[A run of records]
+ + +
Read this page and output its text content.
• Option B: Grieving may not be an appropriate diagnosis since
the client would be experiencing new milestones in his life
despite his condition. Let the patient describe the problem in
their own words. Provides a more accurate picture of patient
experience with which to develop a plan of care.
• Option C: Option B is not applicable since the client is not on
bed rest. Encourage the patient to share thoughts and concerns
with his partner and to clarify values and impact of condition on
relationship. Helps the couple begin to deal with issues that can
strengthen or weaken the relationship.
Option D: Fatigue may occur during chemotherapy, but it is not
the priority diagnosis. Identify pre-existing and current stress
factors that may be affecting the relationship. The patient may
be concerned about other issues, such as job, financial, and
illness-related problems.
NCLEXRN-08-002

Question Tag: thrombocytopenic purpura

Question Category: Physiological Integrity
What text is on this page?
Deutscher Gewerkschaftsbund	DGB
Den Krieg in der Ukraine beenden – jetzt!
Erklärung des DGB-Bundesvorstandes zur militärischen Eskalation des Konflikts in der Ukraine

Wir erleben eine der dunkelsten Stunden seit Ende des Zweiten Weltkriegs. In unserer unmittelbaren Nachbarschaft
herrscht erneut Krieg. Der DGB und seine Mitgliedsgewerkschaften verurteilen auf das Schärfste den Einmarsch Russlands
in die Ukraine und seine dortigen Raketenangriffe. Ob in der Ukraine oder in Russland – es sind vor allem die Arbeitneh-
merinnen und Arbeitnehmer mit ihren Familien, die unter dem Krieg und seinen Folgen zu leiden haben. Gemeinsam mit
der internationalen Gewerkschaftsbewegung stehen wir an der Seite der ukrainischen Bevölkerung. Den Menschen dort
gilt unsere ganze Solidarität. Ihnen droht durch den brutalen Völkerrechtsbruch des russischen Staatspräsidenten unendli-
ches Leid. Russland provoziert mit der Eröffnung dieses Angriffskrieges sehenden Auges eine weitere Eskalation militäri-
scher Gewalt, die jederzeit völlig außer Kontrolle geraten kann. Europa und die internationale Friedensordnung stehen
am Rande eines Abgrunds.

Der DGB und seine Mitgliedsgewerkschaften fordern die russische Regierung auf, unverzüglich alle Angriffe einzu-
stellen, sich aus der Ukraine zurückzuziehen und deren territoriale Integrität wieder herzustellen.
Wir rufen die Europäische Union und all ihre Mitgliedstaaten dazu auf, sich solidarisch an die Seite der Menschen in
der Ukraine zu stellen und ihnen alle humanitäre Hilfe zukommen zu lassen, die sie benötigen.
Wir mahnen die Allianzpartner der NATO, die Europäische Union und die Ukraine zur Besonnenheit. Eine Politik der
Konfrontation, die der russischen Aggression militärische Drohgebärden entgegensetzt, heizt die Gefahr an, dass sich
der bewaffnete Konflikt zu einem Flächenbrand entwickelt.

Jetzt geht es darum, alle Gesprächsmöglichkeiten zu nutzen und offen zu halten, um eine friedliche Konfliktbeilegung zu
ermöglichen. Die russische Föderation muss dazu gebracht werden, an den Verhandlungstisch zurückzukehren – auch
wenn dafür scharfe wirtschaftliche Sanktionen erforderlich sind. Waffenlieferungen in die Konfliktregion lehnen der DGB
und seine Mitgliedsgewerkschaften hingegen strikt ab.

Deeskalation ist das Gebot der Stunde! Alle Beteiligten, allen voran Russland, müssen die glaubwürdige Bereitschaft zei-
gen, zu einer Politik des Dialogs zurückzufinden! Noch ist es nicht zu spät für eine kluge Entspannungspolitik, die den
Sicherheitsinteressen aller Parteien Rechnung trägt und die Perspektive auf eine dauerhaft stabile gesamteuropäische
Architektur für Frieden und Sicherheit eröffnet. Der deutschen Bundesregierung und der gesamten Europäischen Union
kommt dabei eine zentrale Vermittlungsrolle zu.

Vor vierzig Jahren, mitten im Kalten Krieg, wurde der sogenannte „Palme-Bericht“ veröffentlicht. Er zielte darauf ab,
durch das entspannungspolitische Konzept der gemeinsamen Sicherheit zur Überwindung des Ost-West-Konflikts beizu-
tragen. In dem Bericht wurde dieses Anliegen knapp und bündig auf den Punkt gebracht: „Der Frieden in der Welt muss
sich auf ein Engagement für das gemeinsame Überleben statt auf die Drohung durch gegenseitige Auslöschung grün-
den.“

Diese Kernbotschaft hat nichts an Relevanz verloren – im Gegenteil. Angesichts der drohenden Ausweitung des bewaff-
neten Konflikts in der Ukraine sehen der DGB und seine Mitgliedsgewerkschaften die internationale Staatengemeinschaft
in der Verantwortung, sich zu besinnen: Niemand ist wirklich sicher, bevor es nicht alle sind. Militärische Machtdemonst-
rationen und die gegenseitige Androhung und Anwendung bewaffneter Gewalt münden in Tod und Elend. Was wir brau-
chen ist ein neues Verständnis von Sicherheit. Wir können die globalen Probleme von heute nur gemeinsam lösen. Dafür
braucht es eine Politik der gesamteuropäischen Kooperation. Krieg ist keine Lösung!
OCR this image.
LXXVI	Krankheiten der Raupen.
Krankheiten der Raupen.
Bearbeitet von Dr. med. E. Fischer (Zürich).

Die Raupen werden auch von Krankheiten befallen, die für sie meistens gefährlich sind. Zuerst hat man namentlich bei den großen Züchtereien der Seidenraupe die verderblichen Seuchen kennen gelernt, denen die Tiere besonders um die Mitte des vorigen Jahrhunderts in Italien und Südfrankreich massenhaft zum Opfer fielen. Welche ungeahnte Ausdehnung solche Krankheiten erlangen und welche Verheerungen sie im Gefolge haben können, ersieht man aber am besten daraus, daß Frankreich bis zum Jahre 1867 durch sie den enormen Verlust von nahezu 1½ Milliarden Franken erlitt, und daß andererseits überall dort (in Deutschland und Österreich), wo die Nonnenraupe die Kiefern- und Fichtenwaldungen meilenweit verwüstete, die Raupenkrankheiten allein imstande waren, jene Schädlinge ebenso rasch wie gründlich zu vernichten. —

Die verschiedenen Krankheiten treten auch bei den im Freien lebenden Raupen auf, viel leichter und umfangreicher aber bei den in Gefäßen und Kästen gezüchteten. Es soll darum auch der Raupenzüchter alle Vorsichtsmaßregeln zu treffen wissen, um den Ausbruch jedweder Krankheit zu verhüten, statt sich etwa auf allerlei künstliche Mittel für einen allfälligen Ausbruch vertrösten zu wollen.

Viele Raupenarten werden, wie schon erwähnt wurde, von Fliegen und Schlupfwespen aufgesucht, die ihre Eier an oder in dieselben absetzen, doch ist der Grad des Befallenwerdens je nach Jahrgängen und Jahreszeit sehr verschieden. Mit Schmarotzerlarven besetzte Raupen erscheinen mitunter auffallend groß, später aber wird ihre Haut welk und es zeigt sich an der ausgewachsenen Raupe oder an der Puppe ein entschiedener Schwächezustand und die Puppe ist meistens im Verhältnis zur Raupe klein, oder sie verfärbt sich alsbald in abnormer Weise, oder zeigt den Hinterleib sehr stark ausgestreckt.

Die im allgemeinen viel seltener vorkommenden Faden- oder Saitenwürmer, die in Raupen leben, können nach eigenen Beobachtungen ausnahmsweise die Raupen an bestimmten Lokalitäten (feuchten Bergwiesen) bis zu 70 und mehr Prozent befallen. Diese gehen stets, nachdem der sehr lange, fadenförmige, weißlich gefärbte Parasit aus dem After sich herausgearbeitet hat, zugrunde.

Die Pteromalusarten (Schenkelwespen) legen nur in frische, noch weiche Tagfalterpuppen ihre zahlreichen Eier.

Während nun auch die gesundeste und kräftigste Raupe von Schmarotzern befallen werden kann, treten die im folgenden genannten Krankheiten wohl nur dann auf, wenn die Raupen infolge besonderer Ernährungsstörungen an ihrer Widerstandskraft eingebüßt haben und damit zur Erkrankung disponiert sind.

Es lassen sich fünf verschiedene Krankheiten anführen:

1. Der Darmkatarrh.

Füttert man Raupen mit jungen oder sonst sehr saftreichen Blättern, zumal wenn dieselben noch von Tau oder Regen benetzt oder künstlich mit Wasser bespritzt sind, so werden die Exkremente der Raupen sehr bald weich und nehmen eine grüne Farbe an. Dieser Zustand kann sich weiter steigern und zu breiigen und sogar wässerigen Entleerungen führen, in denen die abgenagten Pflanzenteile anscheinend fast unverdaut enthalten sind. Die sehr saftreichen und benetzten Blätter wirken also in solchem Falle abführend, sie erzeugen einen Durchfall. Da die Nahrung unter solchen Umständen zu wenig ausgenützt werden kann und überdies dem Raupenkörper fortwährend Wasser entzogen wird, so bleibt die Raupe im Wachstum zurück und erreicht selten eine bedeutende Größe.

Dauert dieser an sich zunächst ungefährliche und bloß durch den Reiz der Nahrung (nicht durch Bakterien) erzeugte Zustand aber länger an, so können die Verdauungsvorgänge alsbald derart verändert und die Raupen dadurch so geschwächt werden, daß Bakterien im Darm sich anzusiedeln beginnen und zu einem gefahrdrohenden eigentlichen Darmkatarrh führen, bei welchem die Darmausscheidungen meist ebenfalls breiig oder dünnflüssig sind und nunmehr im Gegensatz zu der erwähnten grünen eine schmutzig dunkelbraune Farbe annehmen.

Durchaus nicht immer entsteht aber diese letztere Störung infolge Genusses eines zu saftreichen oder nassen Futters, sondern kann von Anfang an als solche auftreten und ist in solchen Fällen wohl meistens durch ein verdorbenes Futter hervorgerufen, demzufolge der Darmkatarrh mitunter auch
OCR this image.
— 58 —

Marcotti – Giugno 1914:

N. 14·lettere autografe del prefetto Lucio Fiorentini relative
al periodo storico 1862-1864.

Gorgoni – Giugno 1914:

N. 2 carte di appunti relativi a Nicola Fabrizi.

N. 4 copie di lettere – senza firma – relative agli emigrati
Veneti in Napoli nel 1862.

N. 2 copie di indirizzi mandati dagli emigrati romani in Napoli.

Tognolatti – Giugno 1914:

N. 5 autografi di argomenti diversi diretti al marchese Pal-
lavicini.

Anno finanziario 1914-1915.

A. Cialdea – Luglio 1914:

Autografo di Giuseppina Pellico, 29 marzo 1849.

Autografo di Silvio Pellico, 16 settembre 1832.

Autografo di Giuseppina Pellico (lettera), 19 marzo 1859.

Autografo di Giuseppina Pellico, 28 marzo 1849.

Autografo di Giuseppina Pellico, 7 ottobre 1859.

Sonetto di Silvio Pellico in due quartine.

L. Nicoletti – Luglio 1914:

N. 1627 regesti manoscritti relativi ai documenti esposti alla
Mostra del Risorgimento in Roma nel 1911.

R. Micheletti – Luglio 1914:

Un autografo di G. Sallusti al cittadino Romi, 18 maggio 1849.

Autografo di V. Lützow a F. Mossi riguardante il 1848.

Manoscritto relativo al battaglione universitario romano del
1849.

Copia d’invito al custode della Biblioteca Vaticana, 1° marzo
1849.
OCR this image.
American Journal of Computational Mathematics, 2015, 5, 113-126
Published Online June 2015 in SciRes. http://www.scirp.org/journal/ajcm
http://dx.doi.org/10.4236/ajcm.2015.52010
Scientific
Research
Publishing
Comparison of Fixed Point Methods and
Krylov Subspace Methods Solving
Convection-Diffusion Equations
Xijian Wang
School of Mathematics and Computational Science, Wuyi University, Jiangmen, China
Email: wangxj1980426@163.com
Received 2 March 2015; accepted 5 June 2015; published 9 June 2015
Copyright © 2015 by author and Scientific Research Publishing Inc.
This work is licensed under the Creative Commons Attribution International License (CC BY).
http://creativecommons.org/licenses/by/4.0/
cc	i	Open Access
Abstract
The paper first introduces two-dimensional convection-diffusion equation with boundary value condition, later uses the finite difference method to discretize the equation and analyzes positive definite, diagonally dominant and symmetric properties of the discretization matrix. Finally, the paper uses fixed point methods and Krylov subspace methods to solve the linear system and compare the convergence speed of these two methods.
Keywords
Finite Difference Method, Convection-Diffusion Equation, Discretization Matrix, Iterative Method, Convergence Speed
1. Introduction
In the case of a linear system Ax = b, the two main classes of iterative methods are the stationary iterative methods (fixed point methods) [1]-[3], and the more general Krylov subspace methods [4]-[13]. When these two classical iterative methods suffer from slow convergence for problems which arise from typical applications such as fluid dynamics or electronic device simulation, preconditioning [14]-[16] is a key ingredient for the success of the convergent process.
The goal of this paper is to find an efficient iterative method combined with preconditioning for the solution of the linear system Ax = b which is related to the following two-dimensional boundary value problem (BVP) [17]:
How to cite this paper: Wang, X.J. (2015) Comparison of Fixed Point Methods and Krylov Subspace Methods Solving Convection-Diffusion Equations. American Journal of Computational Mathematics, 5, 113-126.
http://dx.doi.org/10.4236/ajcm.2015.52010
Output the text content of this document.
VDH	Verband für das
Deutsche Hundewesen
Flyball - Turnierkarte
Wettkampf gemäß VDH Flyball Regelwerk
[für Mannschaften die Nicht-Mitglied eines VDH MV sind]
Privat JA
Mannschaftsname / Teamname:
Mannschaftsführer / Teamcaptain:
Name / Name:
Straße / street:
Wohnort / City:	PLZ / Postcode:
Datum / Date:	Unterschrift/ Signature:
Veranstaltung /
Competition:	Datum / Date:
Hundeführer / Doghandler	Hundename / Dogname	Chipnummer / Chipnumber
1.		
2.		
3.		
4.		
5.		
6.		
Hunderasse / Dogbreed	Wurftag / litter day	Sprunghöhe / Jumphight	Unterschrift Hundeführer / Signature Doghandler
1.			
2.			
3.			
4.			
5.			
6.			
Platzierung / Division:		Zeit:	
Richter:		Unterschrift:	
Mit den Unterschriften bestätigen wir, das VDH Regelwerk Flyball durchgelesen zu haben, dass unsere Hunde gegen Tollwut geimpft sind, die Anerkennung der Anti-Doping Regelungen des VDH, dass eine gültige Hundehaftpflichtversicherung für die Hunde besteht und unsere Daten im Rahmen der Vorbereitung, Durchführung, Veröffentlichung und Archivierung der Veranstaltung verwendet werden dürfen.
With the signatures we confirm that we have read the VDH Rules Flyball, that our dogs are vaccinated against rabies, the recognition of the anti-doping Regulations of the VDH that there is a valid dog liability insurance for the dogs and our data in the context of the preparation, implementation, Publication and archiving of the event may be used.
+ + +
TASK OBJECTIVE: Only the lines from the one that contains "Output the text content of this document." to the end of the entries above should be given again, exactly and in full.

FINAL RESULT:
Output the text content of this document.
VDH	Verband für das
Deutsche Hundewesen
Flyball - Turnierkarte
Wettkampf gemäß VDH Flyball Regelwerk
[für Mannschaften die Nicht-Mitglied eines VDH MV sind]
Privat JA
Mannschaftsname / Teamname:
Mannschaftsführer / Teamcaptain:
Name / Name:
Straße / street:
Wohnort / City:	PLZ / Postcode:
Datum / Date:	Unterschrift/ Signature:
Veranstaltung /
Competition:	Datum / Date:
Hundeführer / Doghandler	Hundename / Dogname	Chipnummer / Chipnumber
1.		
2.		
3.		
4.		
5.		
6.		
Hunderasse / Dogbreed	Wurftag / litter day	Sprunghöhe / Jumphight	Unterschrift Hundeführer / Signature Doghandler
1.			
2.			
3.			
4.			
5.			
6.			
Platzierung / Division:		Zeit:	
Richter:		Unterschrift:	
Mit den Unterschriften bestätigen wir, das VDH Regelwerk Flyball durchgelesen zu haben, dass unsere Hunde gegen Tollwut geimpft sind, die Anerkennung der Anti-Doping Regelungen des VDH, dass eine gültige Hundehaftpflichtversicherung für die Hunde besteht und unsere Daten im Rahmen der Vorbereitung, Durchführung, Veröffentlichung und Archivierung der Veranstaltung verwendet werden dürfen.
With the signatures we confirm that we have read the VDH Rules Flyball, that our dogs are vaccinated against rabies, the recognition of the anti-doping Regulations of the VDH that there is a valid dog liability insurance for the dogs and our data in the context of the preparation, implementation, Publication and archiving of the event may be used.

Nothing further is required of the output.